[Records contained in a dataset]
==========
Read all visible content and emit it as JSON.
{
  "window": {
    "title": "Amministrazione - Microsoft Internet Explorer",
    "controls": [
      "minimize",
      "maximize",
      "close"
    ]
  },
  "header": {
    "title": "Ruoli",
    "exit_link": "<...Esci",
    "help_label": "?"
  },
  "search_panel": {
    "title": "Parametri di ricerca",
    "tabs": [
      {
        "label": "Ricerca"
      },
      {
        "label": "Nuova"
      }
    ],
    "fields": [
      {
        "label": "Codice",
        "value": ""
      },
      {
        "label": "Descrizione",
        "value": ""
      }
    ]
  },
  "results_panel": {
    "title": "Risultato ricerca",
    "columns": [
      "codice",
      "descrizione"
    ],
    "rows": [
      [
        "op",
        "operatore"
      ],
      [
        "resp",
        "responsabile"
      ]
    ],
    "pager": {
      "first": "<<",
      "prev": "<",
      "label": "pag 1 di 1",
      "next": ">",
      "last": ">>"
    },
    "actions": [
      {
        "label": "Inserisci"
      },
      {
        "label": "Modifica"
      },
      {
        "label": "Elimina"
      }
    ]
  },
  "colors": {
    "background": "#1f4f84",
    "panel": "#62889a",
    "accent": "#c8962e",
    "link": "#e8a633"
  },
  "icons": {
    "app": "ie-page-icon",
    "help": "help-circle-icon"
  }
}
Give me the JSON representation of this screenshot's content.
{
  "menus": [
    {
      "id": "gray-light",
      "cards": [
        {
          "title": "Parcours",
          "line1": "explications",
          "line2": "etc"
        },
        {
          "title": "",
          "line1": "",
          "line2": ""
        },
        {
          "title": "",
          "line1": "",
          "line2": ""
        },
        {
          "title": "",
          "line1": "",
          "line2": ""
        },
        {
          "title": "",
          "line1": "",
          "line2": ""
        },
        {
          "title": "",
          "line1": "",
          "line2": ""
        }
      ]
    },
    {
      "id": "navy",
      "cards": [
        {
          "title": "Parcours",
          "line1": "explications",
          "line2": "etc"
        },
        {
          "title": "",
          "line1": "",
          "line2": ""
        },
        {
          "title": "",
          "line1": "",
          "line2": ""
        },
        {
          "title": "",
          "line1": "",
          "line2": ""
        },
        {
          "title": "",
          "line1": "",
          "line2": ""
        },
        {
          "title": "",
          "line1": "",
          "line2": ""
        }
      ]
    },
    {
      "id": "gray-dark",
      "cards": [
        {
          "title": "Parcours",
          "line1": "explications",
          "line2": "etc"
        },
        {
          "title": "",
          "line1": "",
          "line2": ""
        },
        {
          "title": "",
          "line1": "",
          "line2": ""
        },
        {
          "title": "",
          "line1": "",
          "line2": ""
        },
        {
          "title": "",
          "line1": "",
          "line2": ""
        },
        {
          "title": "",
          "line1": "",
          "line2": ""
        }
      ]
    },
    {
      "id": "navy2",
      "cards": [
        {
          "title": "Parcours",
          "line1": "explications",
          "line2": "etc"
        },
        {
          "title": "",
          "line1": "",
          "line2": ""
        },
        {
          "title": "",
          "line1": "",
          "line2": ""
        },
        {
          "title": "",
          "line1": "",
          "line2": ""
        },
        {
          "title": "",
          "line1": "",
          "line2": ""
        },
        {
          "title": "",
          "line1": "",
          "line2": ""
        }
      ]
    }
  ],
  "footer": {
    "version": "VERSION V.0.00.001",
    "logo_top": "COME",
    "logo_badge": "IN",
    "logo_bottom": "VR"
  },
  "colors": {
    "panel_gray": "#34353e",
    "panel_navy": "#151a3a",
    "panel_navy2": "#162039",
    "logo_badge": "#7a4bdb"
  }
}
==========
What you have to do » Please output the complete data exactly.

The output »
Read all visible content and emit it as JSON.
{
  "window": {
    "title": "Amministrazione - Microsoft Internet Explorer",
    "controls": [
      "minimize",
      "maximize",
      "close"
    ]
  },
  "header": {
    "title": "Ruoli",
    "exit_link": "<...Esci",
    "help_label": "?"
  },
  "search_panel": {
    "title": "Parametri di ricerca",
    "tabs": [
      {
        "label": "Ricerca"
      },
      {
        "label": "Nuova"
      }
    ],
    "fields": [
      {
        "label": "Codice",
        "value": ""
      },
      {
        "label": "Descrizione",
        "value": ""
      }
    ]
  },
  "results_panel": {
    "title": "Risultato ricerca",
    "columns": [
      "codice",
      "descrizione"
    ],
    "rows": [
      [
        "op",
        "operatore"
      ],
      [
        "resp",
        "responsabile"
      ]
    ],
    "pager": {
      "first": "<<",
      "prev": "<",
      "label": "pag 1 di 1",
      "next": ">",
      "last": ">>"
    },
    "actions": [
      {
        "label": "Inserisci"
      },
      {
        "label": "Modifica"
      },
      {
        "label": "Elimina"
      }
    ]
  },
  "colors": {
    "background": "#1f4f84",
    "panel": "#62889a",
    "accent": "#c8962e",
    "link": "#e8a633"
  },
  "icons": {
    "app": "ie-page-icon",
    "help": "help-circle-icon"
  }
}
Give me the JSON representation of this screenshot's content.
{
  "menus": [
    {
      "id": "gray-light",
      "cards": [
        {
          "title": "Parcours",
          "line1": "explications",
          "line2": "etc"
        },
        {
          "title": "",
          "line1": "",
          "line2": ""
        },
        {
          "title": "",
          "line1": "",
          "line2": ""
        },
        {
          "title": "",
          "line1": "",
          "line2": ""
        },
        {
          "title": "",
          "line1": "",
          "line2": ""
        },
        {
          "title": "",
          "line1": "",
          "line2": ""
        }
      ]
    },
    {
      "id": "navy",
      "cards": [
        {
          "title": "Parcours",
          "line1": "explications",
          "line2": "etc"
        },
        {
          "title": "",
          "line1": "",
          "line2": ""
        },
        {
          "title": "",
          "line1": "",
          "line2": ""
        },
        {
          "title": "",
          "line1": "",
          "line2": ""
        },
        {
          "title": "",
          "line1": "",
          "line2": ""
        },
        {
          "title": "",
          "line1": "",
          "line2": ""
        }
      ]
    },
    {
      "id": "gray-dark",
      "cards": [
        {
          "title": "Parcours",
          "line1": "explications",
          "line2": "etc"
        },
        {
          "title": "",
          "line1": "",
          "line2": ""
        },
        {
          "title": "",
          "line1": "",
          "line2": ""
        },
        {
          "title": "",
          "line1": "",
          "line2": ""
        },
        {
          "title": "",
          "line1": "",
          "line2": ""
        },
        {
          "title": "",
          "line1": "",
          "line2": ""
        }
      ]
    },
    {
      "id": "navy2",
      "cards": [
        {
          "title": "Parcours",
          "line1": "explications",
          "line2": "etc"
        },
        {
          "title": "",
          "line1": "",
          "line2": ""
        },
        {
          "title": "",
          "line1": "",
          "line2": ""
        },
        {
          "title": "",
          "line1": "",
          "line2": ""
        },
        {
          "title": "",
          "line1": "",
          "line2": ""
        },
        {
          "title": "",
          "line1": "",
          "line2": ""
        }
      ]
    }
  ],
  "footer": {
    "version": "VERSION V.0.00.001",
    "logo_top": "COME",
    "logo_badge": "IN",
    "logo_bottom": "VR"
  },
  "colors": {
    "panel_gray": "#34353e",
    "panel_navy": "#151a3a",
    "panel_navy2": "#162039",
    "logo_badge": "#7a4bdb"
  }
}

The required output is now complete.